INSTRUCTIONS TO FOLLOW:
Every line holding the string "channle" should be gathered.

RECORDS SHOWN:
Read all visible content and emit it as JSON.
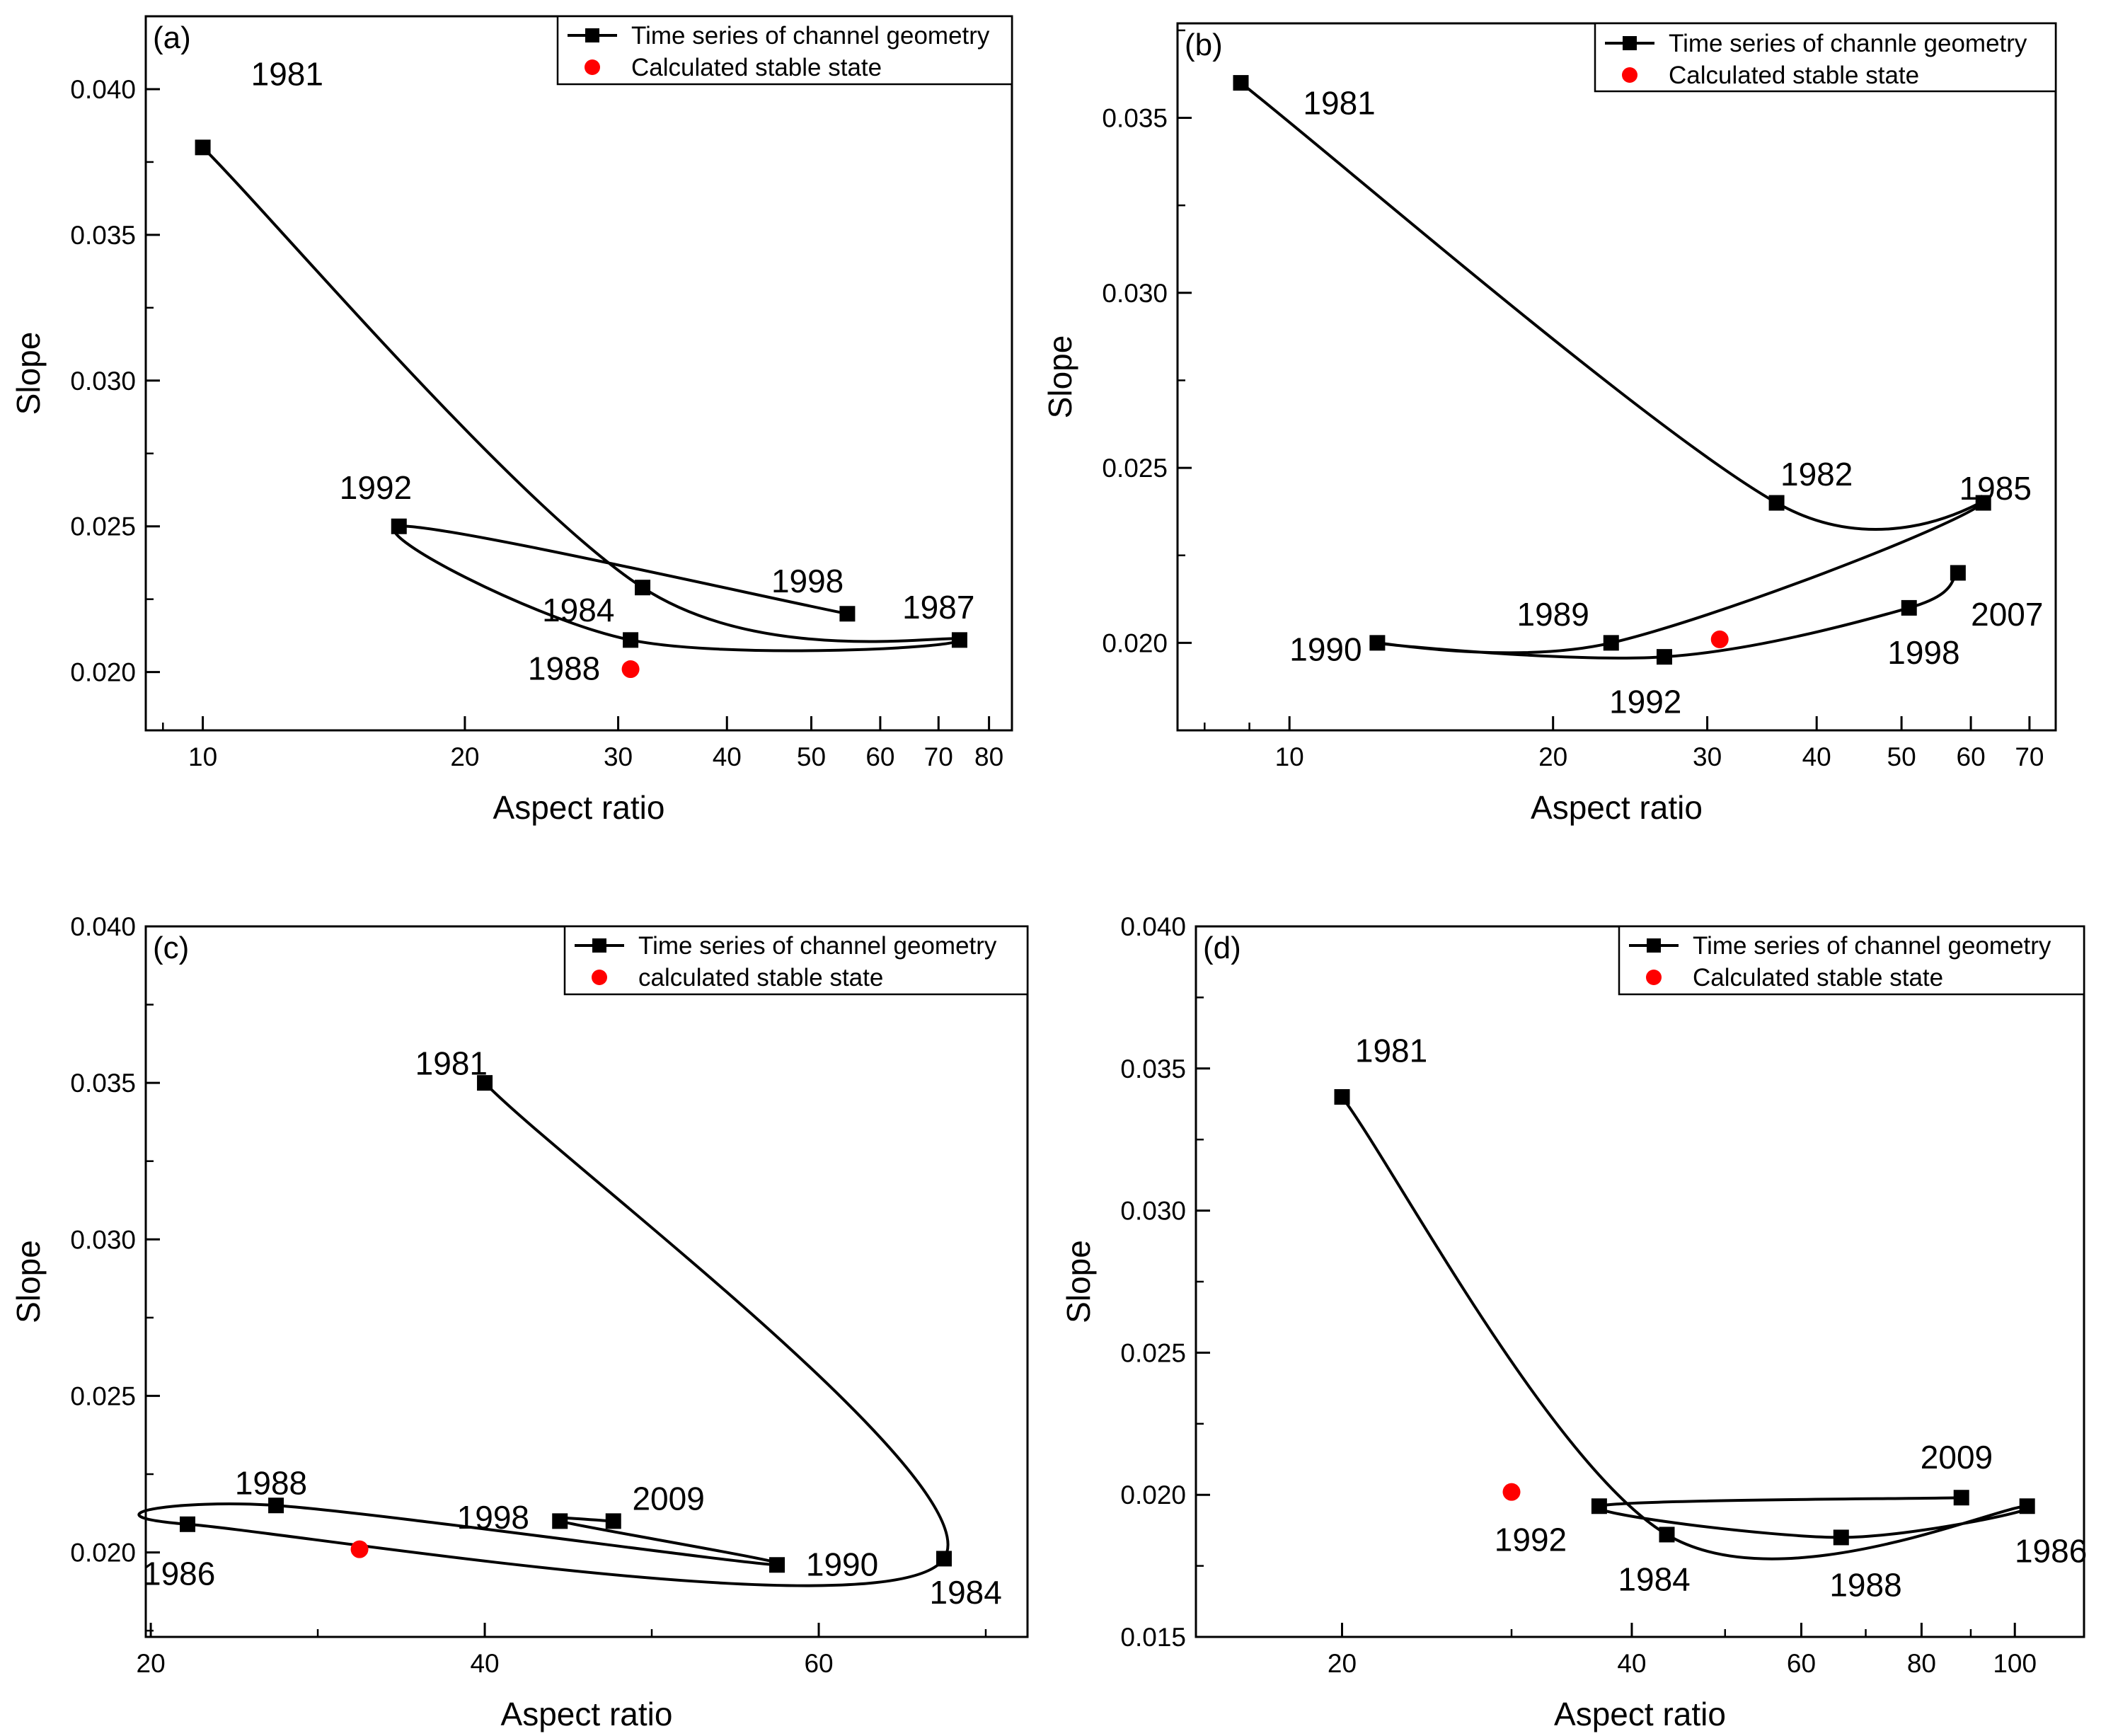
{
  "chart_data": [
    {
      "panel": "(a)",
      "type": "line",
      "xscale": "log",
      "xlabel": "Aspect ratio",
      "ylabel": "Slope",
      "xlim": [
        8.6,
        85
      ],
      "ylim": [
        0.018,
        0.0425
      ],
      "xticks": [
        {
          "v": 10,
          "l": "10"
        },
        {
          "v": 20,
          "l": "20"
        },
        {
          "v": 30,
          "l": "30"
        },
        {
          "v": 40,
          "l": "40"
        },
        {
          "v": 50,
          "l": "50"
        },
        {
          "v": 60,
          "l": "60"
        },
        {
          "v": 70,
          "l": "70"
        },
        {
          "v": 80,
          "l": "80"
        }
      ],
      "yticks": [
        {
          "v": 0.02,
          "l": "0.020"
        },
        {
          "v": 0.025,
          "l": "0.025"
        },
        {
          "v": 0.03,
          "l": "0.030"
        },
        {
          "v": 0.035,
          "l": "0.035"
        },
        {
          "v": 0.04,
          "l": "0.040"
        }
      ],
      "legend": [
        "Time series of channel geometry",
        "Calculated stable state"
      ],
      "legend_position": "top-right",
      "series": [
        {
          "name": "Time series of channel geometry",
          "points": [
            {
              "x": 10,
              "y": 0.038,
              "year": "1981"
            },
            {
              "x": 32,
              "y": 0.0229,
              "year": "1984"
            },
            {
              "x": 74,
              "y": 0.0211,
              "year": "1987"
            },
            {
              "x": 31,
              "y": 0.0211,
              "year": "1988"
            },
            {
              "x": 16.8,
              "y": 0.025,
              "year": "1992"
            },
            {
              "x": 55,
              "y": 0.022,
              "year": "1998"
            }
          ]
        }
      ],
      "stable_state": {
        "x": 31,
        "y": 0.0201
      },
      "annotations": [
        {
          "text": "1981",
          "x": 12.5,
          "y": 0.0405
        },
        {
          "text": "1992",
          "x": 15.8,
          "y": 0.0263
        },
        {
          "text": "1998",
          "x": 49.5,
          "y": 0.0231
        },
        {
          "text": "1984",
          "x": 27,
          "y": 0.0221
        },
        {
          "text": "1987",
          "x": 70,
          "y": 0.0222
        },
        {
          "text": "1988",
          "x": 26,
          "y": 0.0201
        }
      ]
    },
    {
      "panel": "(b)",
      "type": "line",
      "xscale": "log",
      "xlabel": "Aspect ratio",
      "ylabel": "Slope",
      "xlim": [
        7.45,
        75
      ],
      "ylim": [
        0.0175,
        0.0377
      ],
      "xticks": [
        {
          "v": 10,
          "l": "10"
        },
        {
          "v": 20,
          "l": "20"
        },
        {
          "v": 30,
          "l": "30"
        },
        {
          "v": 40,
          "l": "40"
        },
        {
          "v": 50,
          "l": "50"
        },
        {
          "v": 60,
          "l": "60"
        },
        {
          "v": 70,
          "l": "70"
        }
      ],
      "yticks": [
        {
          "v": 0.02,
          "l": "0.020"
        },
        {
          "v": 0.025,
          "l": "0.025"
        },
        {
          "v": 0.03,
          "l": "0.030"
        },
        {
          "v": 0.035,
          "l": "0.035"
        }
      ],
      "legend": [
        "Time series of channle geometry",
        "Calculated stable state"
      ],
      "legend_position": "top-right",
      "series": [
        {
          "name": "Time series of channle geometry",
          "points": [
            {
              "x": 8.8,
              "y": 0.036,
              "year": "1981"
            },
            {
              "x": 36,
              "y": 0.024,
              "year": "1982"
            },
            {
              "x": 62,
              "y": 0.024,
              "year": "1985"
            },
            {
              "x": 23.3,
              "y": 0.02,
              "year": "1989"
            },
            {
              "x": 12.6,
              "y": 0.02,
              "year": "1990"
            },
            {
              "x": 26.8,
              "y": 0.0196,
              "year": "1992"
            },
            {
              "x": 51,
              "y": 0.021,
              "year": "1998"
            },
            {
              "x": 58,
              "y": 0.022,
              "year": "2007"
            }
          ]
        }
      ],
      "stable_state": {
        "x": 31,
        "y": 0.0201
      },
      "annotations": [
        {
          "text": "1981",
          "x": 11.4,
          "y": 0.0354
        },
        {
          "text": "1982",
          "x": 40,
          "y": 0.0248
        },
        {
          "text": "1985",
          "x": 64,
          "y": 0.0244
        },
        {
          "text": "1989",
          "x": 20,
          "y": 0.0208
        },
        {
          "text": "1990",
          "x": 11,
          "y": 0.0198
        },
        {
          "text": "1992",
          "x": 25.5,
          "y": 0.0183
        },
        {
          "text": "1998",
          "x": 53,
          "y": 0.0197
        },
        {
          "text": "2007",
          "x": 66,
          "y": 0.0208
        }
      ]
    },
    {
      "panel": "(c)",
      "type": "line",
      "xscale": "linear",
      "xlabel": "Aspect ratio",
      "ylabel": "Slope",
      "xlim": [
        19.7,
        72.5
      ],
      "ylim": [
        0.0173,
        0.04
      ],
      "xticks": [
        {
          "v": 20,
          "l": "20"
        },
        {
          "v": 40,
          "l": "40"
        },
        {
          "v": 60,
          "l": "60"
        }
      ],
      "yticks": [
        {
          "v": 0.02,
          "l": "0.020"
        },
        {
          "v": 0.025,
          "l": "0.025"
        },
        {
          "v": 0.03,
          "l": "0.030"
        },
        {
          "v": 0.035,
          "l": "0.035"
        },
        {
          "v": 0.04,
          "l": "0.040"
        }
      ],
      "legend": [
        "Time series of channel geometry",
        "calculated stable state"
      ],
      "legend_position": "top-right",
      "series": [
        {
          "name": "Time series of channel geometry",
          "points": [
            {
              "x": 40,
              "y": 0.035,
              "year": "1981"
            },
            {
              "x": 67.5,
              "y": 0.0198,
              "year": "1984"
            },
            {
              "x": 22.2,
              "y": 0.0209,
              "year": "1986"
            },
            {
              "x": 27.5,
              "y": 0.0215,
              "year": "1988"
            },
            {
              "x": 57.5,
              "y": 0.0196,
              "year": "1990"
            },
            {
              "x": 44.5,
              "y": 0.021,
              "year": "1998"
            },
            {
              "x": 47.7,
              "y": 0.021,
              "year": "2009"
            }
          ]
        }
      ],
      "stable_state": {
        "x": 32.5,
        "y": 0.0201
      },
      "annotations": [
        {
          "text": "1981",
          "x": 38,
          "y": 0.0356
        },
        {
          "text": "1984",
          "x": 68.8,
          "y": 0.0187
        },
        {
          "text": "1986",
          "x": 21.7,
          "y": 0.0193
        },
        {
          "text": "1988",
          "x": 27.2,
          "y": 0.0222
        },
        {
          "text": "1990",
          "x": 61.4,
          "y": 0.0196
        },
        {
          "text": "1998",
          "x": 40.5,
          "y": 0.0211
        },
        {
          "text": "2009",
          "x": 51,
          "y": 0.0217
        }
      ]
    },
    {
      "panel": "(d)",
      "type": "line",
      "xscale": "log",
      "xlabel": "Aspect ratio",
      "ylabel": "Slope",
      "xlim": [
        14.1,
        118
      ],
      "ylim": [
        0.015,
        0.04
      ],
      "xticks": [
        {
          "v": 20,
          "l": "20"
        },
        {
          "v": 40,
          "l": "40"
        },
        {
          "v": 60,
          "l": "60"
        },
        {
          "v": 80,
          "l": "80"
        },
        {
          "v": 100,
          "l": "100"
        }
      ],
      "yticks": [
        {
          "v": 0.015,
          "l": "0.015"
        },
        {
          "v": 0.02,
          "l": "0.020"
        },
        {
          "v": 0.025,
          "l": "0.025"
        },
        {
          "v": 0.03,
          "l": "0.030"
        },
        {
          "v": 0.035,
          "l": "0.035"
        },
        {
          "v": 0.04,
          "l": "0.040"
        }
      ],
      "legend": [
        "Time series of channel geometry",
        "Calculated stable state"
      ],
      "legend_position": "top-right",
      "series": [
        {
          "name": "Time series of channel geometry",
          "points": [
            {
              "x": 20,
              "y": 0.034,
              "year": "1981"
            },
            {
              "x": 43.5,
              "y": 0.0186,
              "year": "1984"
            },
            {
              "x": 103,
              "y": 0.0196,
              "year": "1986"
            },
            {
              "x": 66,
              "y": 0.0185,
              "year": "1988"
            },
            {
              "x": 37,
              "y": 0.0196,
              "year": "1992"
            },
            {
              "x": 88,
              "y": 0.0199,
              "year": "2009"
            }
          ]
        }
      ],
      "stable_state": {
        "x": 30,
        "y": 0.0201
      },
      "annotations": [
        {
          "text": "1981",
          "x": 22.5,
          "y": 0.0356
        },
        {
          "text": "1984",
          "x": 42.2,
          "y": 0.017
        },
        {
          "text": "1986",
          "x": 109,
          "y": 0.018
        },
        {
          "text": "1988",
          "x": 70,
          "y": 0.0168
        },
        {
          "text": "1992",
          "x": 31.4,
          "y": 0.0184
        },
        {
          "text": "2009",
          "x": 87,
          "y": 0.0213
        }
      ]
    }
  ]
}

WORKED SOLUTION:
        "Time series of channle geometry",
          "name": "Time series of channle geometry",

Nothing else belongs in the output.